* [Problem]:
Gather up every line that includes the string "Hartree".

Collected data:
◆ ◆ ◆ ◆
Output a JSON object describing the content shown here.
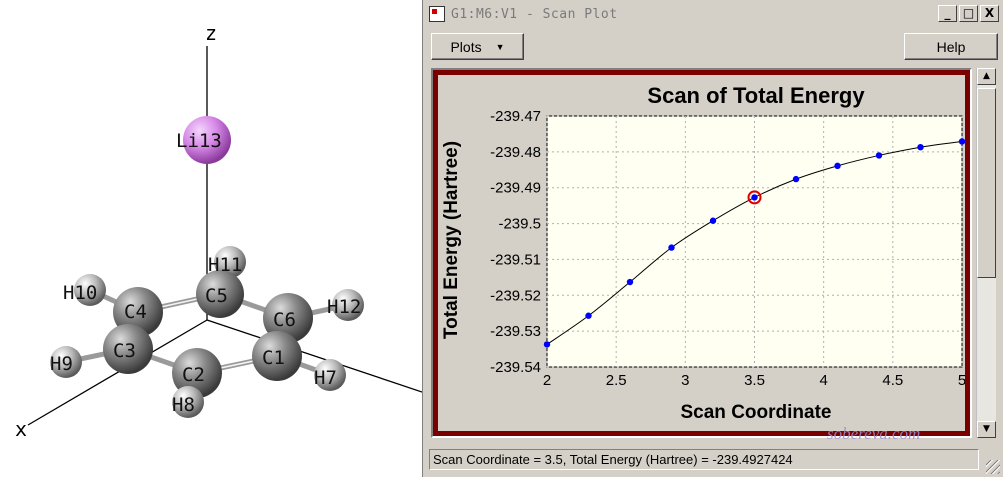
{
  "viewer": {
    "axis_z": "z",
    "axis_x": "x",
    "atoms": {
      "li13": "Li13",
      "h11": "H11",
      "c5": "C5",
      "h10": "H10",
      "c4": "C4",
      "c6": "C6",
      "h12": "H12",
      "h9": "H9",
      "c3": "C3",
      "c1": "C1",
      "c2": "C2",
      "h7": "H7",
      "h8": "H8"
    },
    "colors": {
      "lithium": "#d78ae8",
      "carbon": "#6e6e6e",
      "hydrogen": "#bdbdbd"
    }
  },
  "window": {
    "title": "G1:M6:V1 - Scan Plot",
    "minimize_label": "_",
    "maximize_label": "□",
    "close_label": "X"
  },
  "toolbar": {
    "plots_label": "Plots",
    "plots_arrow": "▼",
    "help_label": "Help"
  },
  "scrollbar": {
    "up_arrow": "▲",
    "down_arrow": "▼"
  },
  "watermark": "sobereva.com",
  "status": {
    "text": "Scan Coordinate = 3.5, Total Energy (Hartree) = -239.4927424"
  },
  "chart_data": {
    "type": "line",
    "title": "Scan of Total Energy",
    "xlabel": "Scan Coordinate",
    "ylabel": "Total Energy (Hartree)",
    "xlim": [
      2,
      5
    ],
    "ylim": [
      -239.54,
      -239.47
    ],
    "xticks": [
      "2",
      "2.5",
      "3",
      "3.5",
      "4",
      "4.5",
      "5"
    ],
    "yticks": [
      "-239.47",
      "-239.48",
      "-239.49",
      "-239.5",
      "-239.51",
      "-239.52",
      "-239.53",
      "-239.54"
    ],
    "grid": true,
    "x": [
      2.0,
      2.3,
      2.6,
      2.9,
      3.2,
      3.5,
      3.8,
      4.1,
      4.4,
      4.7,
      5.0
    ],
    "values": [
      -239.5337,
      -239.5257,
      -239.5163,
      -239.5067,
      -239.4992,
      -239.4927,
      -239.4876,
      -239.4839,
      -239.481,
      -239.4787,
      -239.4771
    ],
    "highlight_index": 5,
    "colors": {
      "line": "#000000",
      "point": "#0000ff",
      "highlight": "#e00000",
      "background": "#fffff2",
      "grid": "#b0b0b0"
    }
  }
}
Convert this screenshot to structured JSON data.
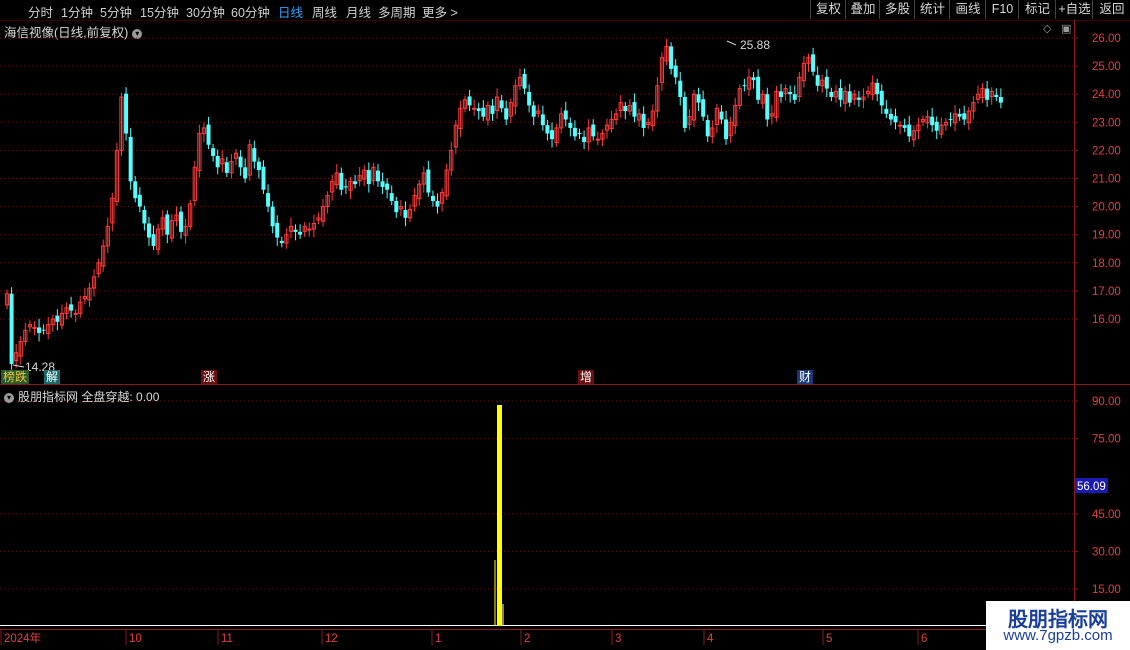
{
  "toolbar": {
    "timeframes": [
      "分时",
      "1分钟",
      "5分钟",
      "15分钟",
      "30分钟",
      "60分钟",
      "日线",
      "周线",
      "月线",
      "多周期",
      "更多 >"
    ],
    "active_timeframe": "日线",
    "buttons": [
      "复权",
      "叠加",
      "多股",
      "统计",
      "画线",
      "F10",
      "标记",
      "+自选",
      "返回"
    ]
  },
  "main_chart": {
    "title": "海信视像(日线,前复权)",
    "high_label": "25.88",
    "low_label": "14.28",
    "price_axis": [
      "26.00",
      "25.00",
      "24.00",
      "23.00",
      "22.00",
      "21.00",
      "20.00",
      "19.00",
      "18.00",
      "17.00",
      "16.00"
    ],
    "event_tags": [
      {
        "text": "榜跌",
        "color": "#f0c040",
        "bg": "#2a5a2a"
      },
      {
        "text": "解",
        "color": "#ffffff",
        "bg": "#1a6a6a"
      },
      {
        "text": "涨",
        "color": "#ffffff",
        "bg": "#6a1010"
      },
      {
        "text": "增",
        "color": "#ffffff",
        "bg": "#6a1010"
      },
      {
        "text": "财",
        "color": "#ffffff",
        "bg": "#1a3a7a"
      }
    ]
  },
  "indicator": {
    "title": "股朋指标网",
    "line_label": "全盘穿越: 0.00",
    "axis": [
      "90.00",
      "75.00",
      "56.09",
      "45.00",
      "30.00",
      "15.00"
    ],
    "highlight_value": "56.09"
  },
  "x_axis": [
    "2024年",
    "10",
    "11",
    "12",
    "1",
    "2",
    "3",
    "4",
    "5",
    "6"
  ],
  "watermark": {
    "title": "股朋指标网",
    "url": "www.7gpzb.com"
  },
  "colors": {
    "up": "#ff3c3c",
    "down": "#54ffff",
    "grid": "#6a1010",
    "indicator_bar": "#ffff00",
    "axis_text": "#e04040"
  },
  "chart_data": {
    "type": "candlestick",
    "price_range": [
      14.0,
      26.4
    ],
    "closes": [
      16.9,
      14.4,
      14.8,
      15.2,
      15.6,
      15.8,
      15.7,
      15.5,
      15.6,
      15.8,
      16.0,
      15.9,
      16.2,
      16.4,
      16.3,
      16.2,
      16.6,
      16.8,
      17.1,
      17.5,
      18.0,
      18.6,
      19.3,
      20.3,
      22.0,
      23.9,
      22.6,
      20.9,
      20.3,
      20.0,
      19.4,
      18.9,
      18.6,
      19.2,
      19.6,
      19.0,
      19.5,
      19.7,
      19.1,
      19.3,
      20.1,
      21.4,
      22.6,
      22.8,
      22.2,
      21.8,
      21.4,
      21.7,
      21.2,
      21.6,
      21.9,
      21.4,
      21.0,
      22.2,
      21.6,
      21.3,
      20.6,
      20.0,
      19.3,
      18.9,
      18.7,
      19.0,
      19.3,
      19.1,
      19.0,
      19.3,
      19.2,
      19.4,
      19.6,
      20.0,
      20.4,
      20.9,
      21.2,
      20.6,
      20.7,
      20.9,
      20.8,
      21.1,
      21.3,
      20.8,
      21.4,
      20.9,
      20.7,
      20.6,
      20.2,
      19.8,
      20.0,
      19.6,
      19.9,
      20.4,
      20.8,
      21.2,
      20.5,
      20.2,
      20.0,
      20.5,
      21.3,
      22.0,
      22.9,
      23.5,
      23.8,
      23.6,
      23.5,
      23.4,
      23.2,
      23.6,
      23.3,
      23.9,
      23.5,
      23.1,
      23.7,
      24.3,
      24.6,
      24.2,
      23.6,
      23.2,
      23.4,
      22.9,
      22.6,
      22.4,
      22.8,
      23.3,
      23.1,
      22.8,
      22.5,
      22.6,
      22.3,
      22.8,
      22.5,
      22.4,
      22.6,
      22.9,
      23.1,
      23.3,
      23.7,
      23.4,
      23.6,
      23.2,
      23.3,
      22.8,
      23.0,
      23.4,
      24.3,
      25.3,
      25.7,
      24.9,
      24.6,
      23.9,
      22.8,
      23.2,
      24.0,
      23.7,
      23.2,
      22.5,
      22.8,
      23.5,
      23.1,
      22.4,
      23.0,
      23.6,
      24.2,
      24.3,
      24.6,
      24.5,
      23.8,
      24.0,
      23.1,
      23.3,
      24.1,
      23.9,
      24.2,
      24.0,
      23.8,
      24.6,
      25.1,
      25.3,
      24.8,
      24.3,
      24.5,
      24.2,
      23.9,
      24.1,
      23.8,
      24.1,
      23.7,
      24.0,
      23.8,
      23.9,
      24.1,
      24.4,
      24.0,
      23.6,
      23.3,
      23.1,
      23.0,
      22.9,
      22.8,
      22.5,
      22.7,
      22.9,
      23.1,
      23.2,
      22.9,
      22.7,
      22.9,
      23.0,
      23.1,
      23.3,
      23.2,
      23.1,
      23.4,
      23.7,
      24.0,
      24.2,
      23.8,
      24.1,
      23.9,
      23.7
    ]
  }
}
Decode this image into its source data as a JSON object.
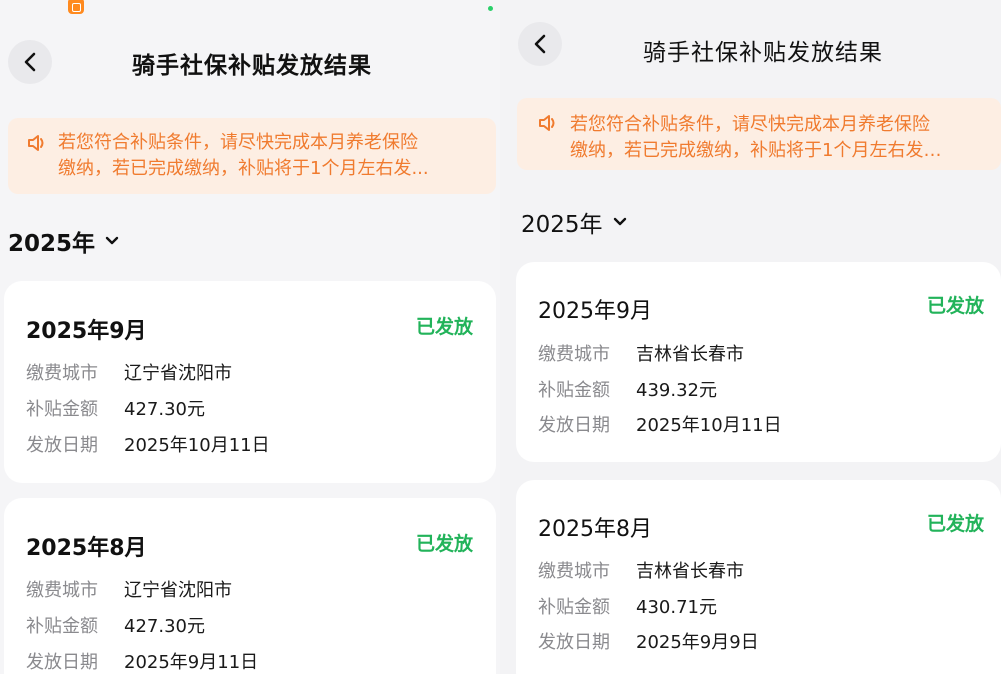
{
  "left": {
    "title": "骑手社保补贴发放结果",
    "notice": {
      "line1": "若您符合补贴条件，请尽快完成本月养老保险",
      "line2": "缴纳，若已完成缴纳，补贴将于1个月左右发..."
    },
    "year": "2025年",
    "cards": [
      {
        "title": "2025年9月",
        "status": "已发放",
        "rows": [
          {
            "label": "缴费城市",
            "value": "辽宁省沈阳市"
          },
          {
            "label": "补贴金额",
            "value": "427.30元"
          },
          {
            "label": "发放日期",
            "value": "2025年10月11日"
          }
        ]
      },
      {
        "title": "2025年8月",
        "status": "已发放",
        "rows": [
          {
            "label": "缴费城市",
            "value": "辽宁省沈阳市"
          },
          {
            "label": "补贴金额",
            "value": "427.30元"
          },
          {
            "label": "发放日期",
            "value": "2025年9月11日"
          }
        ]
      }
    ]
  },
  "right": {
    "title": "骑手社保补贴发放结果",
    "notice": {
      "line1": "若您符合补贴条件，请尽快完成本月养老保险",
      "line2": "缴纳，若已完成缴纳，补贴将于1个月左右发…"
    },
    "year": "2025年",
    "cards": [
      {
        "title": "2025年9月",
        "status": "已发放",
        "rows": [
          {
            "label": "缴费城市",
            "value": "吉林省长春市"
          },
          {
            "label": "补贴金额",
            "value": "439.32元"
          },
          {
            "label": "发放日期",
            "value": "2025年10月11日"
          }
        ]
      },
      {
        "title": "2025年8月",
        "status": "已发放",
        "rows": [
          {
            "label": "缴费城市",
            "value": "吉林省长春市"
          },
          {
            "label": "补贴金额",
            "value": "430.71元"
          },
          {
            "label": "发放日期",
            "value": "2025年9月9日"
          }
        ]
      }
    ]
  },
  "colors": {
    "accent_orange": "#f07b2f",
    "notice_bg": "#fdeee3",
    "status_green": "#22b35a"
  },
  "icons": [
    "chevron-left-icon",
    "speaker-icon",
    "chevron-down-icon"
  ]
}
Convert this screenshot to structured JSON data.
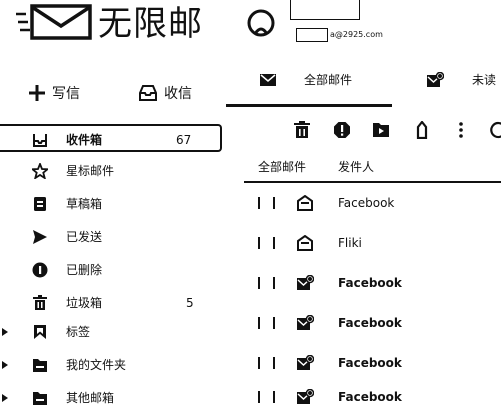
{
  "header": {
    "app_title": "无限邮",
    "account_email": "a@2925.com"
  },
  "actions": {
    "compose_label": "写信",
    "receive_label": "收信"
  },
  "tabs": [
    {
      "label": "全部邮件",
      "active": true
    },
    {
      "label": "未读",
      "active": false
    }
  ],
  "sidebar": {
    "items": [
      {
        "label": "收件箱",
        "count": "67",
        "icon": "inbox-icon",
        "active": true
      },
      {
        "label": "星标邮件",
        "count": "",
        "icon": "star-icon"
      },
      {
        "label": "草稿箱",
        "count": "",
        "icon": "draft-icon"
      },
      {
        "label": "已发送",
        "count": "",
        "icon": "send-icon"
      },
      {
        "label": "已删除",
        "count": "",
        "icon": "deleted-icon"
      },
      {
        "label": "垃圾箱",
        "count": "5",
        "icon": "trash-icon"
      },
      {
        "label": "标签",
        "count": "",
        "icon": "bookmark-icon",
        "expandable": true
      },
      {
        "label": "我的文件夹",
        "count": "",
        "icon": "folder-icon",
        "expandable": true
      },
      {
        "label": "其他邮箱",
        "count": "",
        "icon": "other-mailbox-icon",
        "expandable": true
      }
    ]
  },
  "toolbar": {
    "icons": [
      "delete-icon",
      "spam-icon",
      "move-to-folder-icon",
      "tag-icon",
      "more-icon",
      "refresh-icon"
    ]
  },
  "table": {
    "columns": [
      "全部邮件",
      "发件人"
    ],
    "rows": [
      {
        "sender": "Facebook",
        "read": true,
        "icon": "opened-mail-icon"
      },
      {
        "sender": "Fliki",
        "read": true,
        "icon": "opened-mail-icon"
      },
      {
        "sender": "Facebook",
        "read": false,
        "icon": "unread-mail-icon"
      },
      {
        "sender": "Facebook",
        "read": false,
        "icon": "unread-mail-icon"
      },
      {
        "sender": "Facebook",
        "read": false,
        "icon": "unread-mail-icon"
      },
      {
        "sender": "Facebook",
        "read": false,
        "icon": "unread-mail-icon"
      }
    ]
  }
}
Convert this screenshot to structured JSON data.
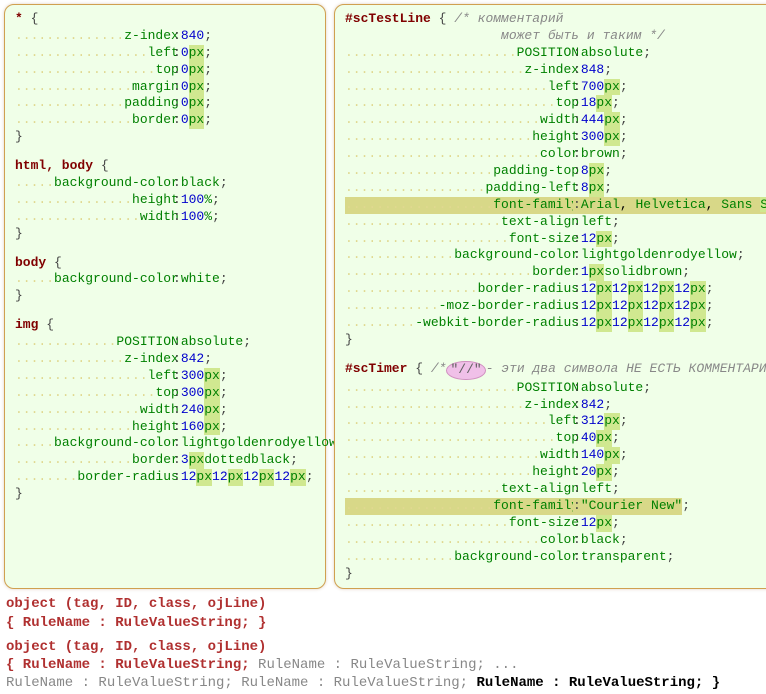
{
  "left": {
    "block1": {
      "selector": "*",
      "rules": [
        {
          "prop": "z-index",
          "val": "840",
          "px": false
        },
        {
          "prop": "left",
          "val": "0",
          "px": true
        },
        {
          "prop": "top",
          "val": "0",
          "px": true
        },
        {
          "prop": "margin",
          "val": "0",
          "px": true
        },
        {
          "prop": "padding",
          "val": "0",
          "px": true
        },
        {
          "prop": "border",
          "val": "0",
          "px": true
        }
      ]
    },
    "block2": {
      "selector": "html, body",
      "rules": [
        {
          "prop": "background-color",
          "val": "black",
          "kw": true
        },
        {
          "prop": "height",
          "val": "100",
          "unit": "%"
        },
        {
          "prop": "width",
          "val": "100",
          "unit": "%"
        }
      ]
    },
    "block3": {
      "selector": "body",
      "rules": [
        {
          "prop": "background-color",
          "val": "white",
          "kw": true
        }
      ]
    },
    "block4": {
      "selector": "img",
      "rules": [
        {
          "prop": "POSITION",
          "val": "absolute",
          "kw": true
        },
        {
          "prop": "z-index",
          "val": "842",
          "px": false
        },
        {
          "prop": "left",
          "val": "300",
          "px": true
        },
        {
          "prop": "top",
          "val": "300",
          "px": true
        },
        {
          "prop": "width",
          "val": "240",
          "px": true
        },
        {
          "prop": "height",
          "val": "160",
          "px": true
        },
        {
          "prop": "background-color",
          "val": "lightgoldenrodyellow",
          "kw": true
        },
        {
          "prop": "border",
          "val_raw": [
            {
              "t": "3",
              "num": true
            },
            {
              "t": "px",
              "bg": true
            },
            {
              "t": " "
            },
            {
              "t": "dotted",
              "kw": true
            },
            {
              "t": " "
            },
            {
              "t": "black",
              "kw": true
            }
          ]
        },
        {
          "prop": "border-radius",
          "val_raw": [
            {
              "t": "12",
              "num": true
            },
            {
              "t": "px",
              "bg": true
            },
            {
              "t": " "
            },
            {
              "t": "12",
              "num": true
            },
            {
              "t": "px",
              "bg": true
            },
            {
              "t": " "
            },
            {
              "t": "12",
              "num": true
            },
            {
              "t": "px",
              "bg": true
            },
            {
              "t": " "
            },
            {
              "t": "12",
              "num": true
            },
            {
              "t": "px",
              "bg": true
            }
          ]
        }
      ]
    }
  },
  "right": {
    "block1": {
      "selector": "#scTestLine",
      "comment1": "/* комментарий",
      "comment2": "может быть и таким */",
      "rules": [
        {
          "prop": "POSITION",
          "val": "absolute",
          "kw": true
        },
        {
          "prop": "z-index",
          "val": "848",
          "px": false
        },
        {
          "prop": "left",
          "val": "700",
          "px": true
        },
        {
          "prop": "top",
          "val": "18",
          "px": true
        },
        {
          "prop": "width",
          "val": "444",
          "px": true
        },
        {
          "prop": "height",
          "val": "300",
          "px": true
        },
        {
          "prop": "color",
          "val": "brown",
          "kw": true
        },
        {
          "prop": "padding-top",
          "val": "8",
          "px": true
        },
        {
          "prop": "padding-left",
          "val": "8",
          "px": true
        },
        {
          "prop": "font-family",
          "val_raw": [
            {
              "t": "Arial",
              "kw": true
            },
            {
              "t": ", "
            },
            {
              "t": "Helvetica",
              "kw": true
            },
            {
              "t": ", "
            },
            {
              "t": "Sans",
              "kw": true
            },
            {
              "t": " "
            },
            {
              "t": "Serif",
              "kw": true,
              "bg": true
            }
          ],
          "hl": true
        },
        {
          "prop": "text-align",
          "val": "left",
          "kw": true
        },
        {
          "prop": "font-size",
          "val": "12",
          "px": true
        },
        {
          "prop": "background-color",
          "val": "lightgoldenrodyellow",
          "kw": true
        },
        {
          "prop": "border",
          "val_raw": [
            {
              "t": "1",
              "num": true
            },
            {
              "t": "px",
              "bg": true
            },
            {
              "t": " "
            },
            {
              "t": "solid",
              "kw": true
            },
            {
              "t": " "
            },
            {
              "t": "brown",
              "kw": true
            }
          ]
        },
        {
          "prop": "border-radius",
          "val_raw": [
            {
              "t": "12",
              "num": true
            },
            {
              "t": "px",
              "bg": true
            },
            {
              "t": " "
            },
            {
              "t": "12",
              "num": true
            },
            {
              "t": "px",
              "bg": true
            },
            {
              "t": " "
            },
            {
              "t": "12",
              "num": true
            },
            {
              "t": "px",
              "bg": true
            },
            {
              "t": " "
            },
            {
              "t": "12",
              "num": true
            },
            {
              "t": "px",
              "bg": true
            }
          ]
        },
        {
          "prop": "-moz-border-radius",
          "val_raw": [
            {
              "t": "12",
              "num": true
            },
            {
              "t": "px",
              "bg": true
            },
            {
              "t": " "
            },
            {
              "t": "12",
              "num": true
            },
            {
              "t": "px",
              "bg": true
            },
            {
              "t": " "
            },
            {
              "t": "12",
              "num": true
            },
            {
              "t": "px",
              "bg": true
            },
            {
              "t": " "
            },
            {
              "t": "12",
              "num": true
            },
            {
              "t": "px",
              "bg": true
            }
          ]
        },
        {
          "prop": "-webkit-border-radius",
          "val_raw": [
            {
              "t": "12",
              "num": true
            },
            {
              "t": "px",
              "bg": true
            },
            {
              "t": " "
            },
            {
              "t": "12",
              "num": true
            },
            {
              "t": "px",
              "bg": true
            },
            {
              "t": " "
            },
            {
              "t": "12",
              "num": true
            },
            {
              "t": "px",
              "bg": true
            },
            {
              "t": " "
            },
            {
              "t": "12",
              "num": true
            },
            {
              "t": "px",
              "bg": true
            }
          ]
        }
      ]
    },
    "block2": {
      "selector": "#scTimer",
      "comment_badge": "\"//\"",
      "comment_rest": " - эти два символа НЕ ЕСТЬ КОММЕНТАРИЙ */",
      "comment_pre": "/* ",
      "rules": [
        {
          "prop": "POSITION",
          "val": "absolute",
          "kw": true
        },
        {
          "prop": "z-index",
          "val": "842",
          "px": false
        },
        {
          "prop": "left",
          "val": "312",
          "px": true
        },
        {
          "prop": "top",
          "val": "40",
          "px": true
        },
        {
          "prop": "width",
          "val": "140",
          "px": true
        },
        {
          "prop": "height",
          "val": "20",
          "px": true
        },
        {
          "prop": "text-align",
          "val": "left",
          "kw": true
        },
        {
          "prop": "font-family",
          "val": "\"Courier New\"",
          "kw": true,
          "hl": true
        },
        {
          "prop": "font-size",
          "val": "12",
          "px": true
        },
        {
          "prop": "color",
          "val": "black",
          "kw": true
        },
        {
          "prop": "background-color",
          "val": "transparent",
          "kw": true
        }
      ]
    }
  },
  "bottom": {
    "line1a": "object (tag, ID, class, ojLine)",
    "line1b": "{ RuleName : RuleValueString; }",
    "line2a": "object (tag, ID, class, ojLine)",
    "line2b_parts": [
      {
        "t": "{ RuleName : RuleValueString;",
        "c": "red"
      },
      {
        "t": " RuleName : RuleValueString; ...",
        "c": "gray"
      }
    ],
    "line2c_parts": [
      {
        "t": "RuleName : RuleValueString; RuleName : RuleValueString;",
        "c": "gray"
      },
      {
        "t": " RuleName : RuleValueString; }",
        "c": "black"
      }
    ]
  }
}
◆ ◆ ◆ ◆
* [Output below]:
    "text": "Scan Coordinate = 3.5, Total Energy (Hartree) = -239.4927424"
    "ylabel": "Total Energy (Hartree)",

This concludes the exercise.